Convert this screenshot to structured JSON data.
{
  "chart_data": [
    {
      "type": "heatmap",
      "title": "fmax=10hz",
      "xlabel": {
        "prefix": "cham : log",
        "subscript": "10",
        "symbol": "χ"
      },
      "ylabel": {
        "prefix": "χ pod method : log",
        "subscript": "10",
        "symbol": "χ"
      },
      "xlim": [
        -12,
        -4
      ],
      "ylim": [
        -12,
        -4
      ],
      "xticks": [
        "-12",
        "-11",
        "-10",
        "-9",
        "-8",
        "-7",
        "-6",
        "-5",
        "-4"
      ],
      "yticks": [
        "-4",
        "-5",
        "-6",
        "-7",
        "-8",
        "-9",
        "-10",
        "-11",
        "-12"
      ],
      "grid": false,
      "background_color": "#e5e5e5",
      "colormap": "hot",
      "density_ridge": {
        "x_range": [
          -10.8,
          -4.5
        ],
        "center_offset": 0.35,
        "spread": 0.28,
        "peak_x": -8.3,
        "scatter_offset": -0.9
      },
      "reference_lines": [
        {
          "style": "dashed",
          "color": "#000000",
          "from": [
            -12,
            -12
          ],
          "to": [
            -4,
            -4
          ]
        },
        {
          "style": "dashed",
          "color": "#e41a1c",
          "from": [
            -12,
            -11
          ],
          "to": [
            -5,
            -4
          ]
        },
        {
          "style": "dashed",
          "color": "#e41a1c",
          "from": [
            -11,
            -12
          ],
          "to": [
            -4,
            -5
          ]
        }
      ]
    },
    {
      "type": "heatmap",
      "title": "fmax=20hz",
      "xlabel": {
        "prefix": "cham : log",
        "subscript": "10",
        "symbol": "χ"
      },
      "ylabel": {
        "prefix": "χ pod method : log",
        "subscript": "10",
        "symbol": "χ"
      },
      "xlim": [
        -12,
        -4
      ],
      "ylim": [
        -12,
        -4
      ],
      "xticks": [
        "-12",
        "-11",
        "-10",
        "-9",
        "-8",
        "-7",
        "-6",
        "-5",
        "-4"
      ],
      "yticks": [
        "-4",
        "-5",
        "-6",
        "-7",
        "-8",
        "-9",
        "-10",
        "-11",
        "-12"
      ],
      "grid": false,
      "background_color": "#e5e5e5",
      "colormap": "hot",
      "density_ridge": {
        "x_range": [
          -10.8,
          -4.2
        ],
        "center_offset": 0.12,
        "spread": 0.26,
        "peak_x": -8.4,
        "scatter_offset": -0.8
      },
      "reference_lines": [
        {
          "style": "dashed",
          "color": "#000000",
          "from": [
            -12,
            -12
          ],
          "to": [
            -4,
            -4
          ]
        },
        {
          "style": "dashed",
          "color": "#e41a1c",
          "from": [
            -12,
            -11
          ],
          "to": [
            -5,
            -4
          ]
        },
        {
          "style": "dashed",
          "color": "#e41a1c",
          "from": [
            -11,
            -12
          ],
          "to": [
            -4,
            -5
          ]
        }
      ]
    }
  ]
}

### Problem:
Extract the full listing above without altering anything.

### Final answer:
Convert this screenshot to structured JSON data.
{
  "chart_data": [
    {
      "type": "heatmap",
      "title": "fmax=10hz",
      "xlabel": {
        "prefix": "cham : log",
        "subscript": "10",
        "symbol": "χ"
      },
      "ylabel": {
        "prefix": "χ pod method : log",
        "subscript": "10",
        "symbol": "χ"
      },
      "xlim": [
        -12,
        -4
      ],
      "ylim": [
        -12,
        -4
      ],
      "xticks": [
        "-12",
        "-11",
        "-10",
        "-9",
        "-8",
        "-7",
        "-6",
        "-5",
        "-4"
      ],
      "yticks": [
        "-4",
        "-5",
        "-6",
        "-7",
        "-8",
        "-9",
        "-10",
        "-11",
        "-12"
      ],
      "grid": false,
      "background_color": "#e5e5e5",
      "colormap": "hot",
      "density_ridge": {
        "x_range": [
          -10.8,
          -4.5
        ],
        "center_offset": 0.35,
        "spread": 0.28,
        "peak_x": -8.3,
        "scatter_offset": -0.9
      },
      "reference_lines": [
        {
          "style": "dashed",
          "color": "#000000",
          "from": [
            -12,
            -12
          ],
          "to": [
            -4,
            -4
          ]
        },
        {
          "style": "dashed",
          "color": "#e41a1c",
          "from": [
            -12,
            -11
          ],
          "to": [
            -5,
            -4
          ]
        },
        {
          "style": "dashed",
          "color": "#e41a1c",
          "from": [
            -11,
            -12
          ],
          "to": [
            -4,
            -5
          ]
        }
      ]
    },
    {
      "type": "heatmap",
      "title": "fmax=20hz",
      "xlabel": {
        "prefix": "cham : log",
        "subscript": "10",
        "symbol": "χ"
      },
      "ylabel": {
        "prefix": "χ pod method : log",
        "subscript": "10",
        "symbol": "χ"
      },
      "xlim": [
        -12,
        -4
      ],
      "ylim": [
        -12,
        -4
      ],
      "xticks": [
        "-12",
        "-11",
        "-10",
        "-9",
        "-8",
        "-7",
        "-6",
        "-5",
        "-4"
      ],
      "yticks": [
        "-4",
        "-5",
        "-6",
        "-7",
        "-8",
        "-9",
        "-10",
        "-11",
        "-12"
      ],
      "grid": false,
      "background_color": "#e5e5e5",
      "colormap": "hot",
      "density_ridge": {
        "x_range": [
          -10.8,
          -4.2
        ],
        "center_offset": 0.12,
        "spread": 0.26,
        "peak_x": -8.4,
        "scatter_offset": -0.8
      },
      "reference_lines": [
        {
          "style": "dashed",
          "color": "#000000",
          "from": [
            -12,
            -12
          ],
          "to": [
            -4,
            -4
          ]
        },
        {
          "style": "dashed",
          "color": "#e41a1c",
          "from": [
            -12,
            -11
          ],
          "to": [
            -5,
            -4
          ]
        },
        {
          "style": "dashed",
          "color": "#e41a1c",
          "from": [
            -11,
            -12
          ],
          "to": [
            -4,
            -5
          ]
        }
      ]
    }
  ]
}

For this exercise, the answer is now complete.